▸ REQUIRED WORK
Pull every line containing "Evaporation" from the entries.

▸ SUPPLIED INFORMATION
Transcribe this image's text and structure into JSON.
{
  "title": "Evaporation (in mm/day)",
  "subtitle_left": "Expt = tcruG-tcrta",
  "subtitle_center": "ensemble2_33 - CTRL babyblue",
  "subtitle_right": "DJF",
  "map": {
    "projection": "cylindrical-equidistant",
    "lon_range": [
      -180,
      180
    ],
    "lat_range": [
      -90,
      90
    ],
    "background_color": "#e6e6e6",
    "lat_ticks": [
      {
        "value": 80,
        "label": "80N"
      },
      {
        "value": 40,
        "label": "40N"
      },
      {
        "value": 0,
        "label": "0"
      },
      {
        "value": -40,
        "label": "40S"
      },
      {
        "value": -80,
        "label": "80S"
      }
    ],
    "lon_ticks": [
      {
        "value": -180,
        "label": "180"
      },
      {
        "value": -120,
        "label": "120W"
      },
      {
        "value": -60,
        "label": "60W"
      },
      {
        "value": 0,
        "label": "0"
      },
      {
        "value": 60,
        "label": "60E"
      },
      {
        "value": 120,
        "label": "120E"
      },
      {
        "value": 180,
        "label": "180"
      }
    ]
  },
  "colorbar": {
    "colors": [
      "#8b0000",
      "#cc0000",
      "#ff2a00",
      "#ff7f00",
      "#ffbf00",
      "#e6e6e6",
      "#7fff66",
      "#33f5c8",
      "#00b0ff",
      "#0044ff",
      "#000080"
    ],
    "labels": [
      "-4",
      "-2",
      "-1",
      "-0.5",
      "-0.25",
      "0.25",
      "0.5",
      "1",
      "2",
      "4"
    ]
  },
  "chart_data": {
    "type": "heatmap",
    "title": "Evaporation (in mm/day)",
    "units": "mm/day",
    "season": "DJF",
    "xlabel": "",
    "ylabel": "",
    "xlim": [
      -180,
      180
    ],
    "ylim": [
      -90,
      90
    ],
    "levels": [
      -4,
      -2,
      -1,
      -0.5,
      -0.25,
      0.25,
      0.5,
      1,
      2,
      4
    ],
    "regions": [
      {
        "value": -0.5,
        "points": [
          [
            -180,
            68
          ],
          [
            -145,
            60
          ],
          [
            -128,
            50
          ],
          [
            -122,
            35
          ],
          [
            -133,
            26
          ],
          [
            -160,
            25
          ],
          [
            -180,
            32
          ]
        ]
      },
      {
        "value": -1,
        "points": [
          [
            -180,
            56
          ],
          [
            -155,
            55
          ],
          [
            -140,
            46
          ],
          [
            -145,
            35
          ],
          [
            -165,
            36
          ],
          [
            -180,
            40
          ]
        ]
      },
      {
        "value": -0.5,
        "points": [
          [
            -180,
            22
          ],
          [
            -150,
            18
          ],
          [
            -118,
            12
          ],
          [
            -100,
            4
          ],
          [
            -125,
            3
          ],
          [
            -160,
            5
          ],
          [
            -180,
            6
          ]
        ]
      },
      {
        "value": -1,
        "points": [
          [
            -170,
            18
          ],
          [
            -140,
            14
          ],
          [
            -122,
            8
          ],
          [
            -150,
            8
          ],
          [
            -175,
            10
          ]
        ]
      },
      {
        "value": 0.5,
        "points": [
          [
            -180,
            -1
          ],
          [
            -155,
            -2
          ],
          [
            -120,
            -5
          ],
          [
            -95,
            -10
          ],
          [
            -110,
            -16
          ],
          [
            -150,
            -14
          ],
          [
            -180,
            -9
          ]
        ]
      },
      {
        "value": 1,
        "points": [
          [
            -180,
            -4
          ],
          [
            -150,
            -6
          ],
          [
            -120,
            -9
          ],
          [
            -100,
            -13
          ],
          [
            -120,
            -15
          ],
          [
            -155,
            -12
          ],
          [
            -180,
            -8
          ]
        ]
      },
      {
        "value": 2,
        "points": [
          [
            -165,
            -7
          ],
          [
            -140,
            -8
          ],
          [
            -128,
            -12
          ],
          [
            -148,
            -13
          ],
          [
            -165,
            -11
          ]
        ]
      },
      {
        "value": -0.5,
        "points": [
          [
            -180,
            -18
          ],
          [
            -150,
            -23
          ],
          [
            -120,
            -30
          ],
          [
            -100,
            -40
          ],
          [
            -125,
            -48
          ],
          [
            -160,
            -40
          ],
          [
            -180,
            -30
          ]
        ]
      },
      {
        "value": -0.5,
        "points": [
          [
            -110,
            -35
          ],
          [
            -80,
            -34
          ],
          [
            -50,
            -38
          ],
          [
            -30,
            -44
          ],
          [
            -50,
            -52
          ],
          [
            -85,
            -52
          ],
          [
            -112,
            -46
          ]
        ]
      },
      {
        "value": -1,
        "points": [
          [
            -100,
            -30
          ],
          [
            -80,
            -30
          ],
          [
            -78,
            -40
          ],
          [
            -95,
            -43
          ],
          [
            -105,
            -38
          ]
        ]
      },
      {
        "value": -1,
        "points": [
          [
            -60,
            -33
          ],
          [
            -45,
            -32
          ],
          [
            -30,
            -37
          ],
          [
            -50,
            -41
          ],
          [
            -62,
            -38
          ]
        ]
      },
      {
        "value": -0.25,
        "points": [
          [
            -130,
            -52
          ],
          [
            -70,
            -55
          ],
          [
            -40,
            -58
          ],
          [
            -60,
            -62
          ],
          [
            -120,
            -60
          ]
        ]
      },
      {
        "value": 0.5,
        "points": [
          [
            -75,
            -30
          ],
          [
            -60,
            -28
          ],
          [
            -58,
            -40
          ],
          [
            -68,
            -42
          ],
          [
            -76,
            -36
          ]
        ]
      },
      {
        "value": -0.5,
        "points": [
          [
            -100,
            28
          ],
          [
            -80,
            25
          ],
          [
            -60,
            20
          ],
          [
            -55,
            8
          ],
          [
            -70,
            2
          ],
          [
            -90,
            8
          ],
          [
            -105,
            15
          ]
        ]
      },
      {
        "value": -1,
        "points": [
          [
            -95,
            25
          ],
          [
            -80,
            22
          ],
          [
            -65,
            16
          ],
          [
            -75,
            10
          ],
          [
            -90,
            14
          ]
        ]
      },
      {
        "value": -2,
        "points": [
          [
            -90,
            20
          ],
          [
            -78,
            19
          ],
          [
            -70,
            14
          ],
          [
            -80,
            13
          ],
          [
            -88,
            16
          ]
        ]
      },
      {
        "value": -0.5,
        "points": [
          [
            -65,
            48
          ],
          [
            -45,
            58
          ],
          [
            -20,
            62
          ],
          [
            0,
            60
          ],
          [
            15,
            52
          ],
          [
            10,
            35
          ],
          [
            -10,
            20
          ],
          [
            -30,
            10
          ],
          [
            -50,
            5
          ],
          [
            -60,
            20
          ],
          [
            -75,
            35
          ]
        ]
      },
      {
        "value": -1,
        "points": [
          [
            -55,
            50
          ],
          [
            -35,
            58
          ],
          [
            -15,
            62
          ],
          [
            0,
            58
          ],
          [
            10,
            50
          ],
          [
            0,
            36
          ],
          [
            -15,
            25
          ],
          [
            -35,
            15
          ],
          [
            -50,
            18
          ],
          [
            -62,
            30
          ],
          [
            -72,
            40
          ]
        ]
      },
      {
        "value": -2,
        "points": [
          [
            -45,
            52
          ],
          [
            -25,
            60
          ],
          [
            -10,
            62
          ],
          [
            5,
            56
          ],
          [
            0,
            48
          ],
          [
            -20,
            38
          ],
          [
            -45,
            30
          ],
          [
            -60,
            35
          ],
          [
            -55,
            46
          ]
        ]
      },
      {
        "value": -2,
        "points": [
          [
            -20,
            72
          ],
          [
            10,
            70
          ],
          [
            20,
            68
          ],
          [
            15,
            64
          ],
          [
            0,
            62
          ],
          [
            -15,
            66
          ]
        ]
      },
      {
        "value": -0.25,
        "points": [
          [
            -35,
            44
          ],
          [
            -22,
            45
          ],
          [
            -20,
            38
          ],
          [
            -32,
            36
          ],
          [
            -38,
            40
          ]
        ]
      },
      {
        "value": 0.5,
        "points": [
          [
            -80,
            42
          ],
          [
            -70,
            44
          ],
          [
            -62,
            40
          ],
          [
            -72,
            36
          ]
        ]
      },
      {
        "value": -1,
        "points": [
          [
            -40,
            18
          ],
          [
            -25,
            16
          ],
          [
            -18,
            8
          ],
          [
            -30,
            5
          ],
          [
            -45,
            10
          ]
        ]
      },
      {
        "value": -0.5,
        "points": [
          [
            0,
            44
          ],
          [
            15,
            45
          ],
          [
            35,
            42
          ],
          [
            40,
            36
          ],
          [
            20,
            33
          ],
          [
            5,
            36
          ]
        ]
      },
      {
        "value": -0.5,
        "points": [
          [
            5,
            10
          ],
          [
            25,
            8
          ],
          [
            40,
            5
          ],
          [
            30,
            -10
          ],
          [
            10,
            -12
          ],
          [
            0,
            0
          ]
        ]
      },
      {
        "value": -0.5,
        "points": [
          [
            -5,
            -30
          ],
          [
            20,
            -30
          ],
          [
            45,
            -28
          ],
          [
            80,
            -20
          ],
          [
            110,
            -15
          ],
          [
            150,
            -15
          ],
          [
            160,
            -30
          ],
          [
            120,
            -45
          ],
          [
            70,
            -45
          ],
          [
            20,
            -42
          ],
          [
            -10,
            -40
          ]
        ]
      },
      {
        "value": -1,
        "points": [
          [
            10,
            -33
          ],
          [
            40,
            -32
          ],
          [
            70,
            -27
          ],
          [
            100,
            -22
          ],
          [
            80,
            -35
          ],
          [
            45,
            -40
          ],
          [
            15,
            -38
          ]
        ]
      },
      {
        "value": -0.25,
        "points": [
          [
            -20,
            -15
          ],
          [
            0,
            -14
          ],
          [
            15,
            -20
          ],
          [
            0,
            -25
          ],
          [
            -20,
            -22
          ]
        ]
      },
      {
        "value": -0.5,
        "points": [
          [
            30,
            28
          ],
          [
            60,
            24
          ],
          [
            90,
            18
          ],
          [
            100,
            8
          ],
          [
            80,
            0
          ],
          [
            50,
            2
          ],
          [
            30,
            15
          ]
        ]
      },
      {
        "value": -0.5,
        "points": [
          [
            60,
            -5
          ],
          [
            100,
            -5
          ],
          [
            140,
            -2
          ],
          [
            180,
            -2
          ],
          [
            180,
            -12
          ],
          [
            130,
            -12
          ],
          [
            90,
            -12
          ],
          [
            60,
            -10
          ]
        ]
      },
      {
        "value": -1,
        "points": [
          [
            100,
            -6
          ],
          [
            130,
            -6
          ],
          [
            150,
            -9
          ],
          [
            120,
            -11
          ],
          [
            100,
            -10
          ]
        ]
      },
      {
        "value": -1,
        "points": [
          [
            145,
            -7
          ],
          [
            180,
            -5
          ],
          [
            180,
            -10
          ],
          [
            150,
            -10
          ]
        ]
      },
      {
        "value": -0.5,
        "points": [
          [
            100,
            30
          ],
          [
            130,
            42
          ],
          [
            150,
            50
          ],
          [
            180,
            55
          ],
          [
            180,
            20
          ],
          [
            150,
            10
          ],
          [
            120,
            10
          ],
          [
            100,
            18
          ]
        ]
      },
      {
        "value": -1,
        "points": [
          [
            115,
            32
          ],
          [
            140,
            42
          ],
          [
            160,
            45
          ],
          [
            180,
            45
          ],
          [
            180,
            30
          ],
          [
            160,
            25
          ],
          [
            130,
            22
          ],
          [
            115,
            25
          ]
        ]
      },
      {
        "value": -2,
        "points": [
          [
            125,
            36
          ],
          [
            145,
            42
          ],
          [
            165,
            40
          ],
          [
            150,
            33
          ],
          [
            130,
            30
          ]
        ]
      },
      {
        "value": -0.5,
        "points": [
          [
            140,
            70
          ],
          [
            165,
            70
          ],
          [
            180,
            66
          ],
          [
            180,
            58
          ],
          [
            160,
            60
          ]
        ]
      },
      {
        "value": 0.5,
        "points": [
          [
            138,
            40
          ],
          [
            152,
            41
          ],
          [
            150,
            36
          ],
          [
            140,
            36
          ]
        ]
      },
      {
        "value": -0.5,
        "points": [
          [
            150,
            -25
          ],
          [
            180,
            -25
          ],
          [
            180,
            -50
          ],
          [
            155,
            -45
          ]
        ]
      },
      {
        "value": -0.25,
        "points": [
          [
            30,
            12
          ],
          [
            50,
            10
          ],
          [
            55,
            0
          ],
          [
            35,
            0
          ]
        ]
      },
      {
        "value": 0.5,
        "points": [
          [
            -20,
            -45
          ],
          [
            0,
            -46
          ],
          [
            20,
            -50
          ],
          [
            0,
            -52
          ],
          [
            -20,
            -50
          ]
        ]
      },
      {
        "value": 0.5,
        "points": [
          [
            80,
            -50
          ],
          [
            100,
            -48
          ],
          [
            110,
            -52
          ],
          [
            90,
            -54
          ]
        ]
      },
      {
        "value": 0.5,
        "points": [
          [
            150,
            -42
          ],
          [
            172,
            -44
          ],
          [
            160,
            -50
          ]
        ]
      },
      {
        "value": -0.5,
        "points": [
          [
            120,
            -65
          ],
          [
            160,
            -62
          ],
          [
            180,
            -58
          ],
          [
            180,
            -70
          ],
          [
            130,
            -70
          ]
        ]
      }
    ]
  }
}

▸ FINISHED TASK
  "title": "Evaporation (in mm/day)",
    "title": "Evaporation (in mm/day)",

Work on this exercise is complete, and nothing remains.